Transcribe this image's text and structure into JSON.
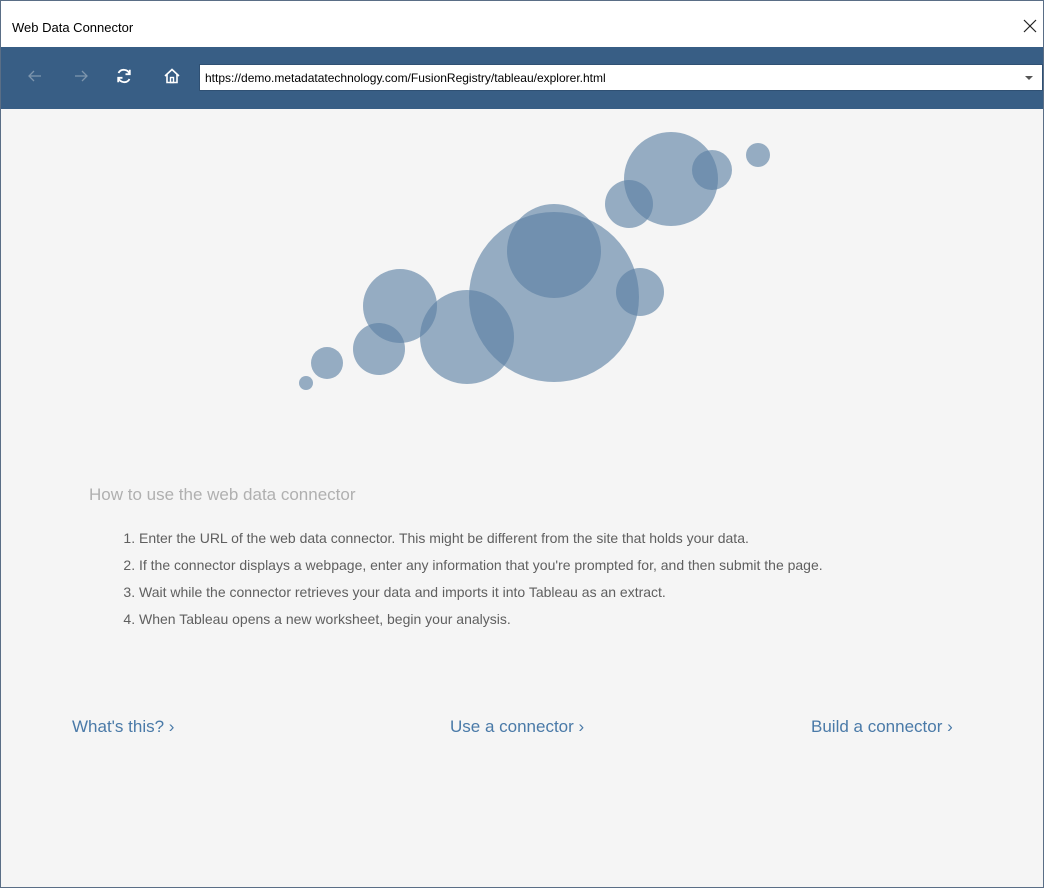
{
  "window": {
    "title": "Web Data Connector"
  },
  "toolbar": {
    "url": "https://demo.metadatatechnology.com/FusionRegistry/tableau/explorer.html",
    "back_icon": "arrow-left-icon",
    "forward_icon": "arrow-right-icon",
    "refresh_icon": "refresh-icon",
    "home_icon": "home-icon",
    "dropdown_icon": "caret-down-icon"
  },
  "help": {
    "heading": "How to use the web data connector",
    "steps": [
      "Enter the URL of the web data connector. This might be different from the site that holds your data.",
      "If the connector displays a webpage, enter any information that you're prompted for, and then submit the page.",
      "Wait while the connector retrieves your data and imports it into Tableau as an extract.",
      "When Tableau opens a new worksheet, begin your analysis."
    ]
  },
  "links": {
    "whats_this": "What's this? ›",
    "use_connector": "Use a connector ›",
    "build_connector": "Build a connector ›"
  },
  "colors": {
    "toolbar": "#385e85",
    "bubble": "#5a7fa3",
    "link": "#4a7aa8"
  }
}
┄┄┄┄┄┄┄┄┄┄
- Task to complete -
Transcribe the full listing above exactly as it stands, minus the pictures.

- Full response -
Transcribe this image's text and structure into JSON.
{
  "window": {
    "title": "Web Data Connector"
  },
  "toolbar": {
    "url": "https://demo.metadatatechnology.com/FusionRegistry/tableau/explorer.html",
    "back_icon": "arrow-left-icon",
    "forward_icon": "arrow-right-icon",
    "refresh_icon": "refresh-icon",
    "home_icon": "home-icon",
    "dropdown_icon": "caret-down-icon"
  },
  "help": {
    "heading": "How to use the web data connector",
    "steps": [
      "Enter the URL of the web data connector. This might be different from the site that holds your data.",
      "If the connector displays a webpage, enter any information that you're prompted for, and then submit the page.",
      "Wait while the connector retrieves your data and imports it into Tableau as an extract.",
      "When Tableau opens a new worksheet, begin your analysis."
    ]
  },
  "links": {
    "whats_this": "What's this? ›",
    "use_connector": "Use a connector ›",
    "build_connector": "Build a connector ›"
  },
  "colors": {
    "toolbar": "#385e85",
    "bubble": "#5a7fa3",
    "link": "#4a7aa8"
  }
}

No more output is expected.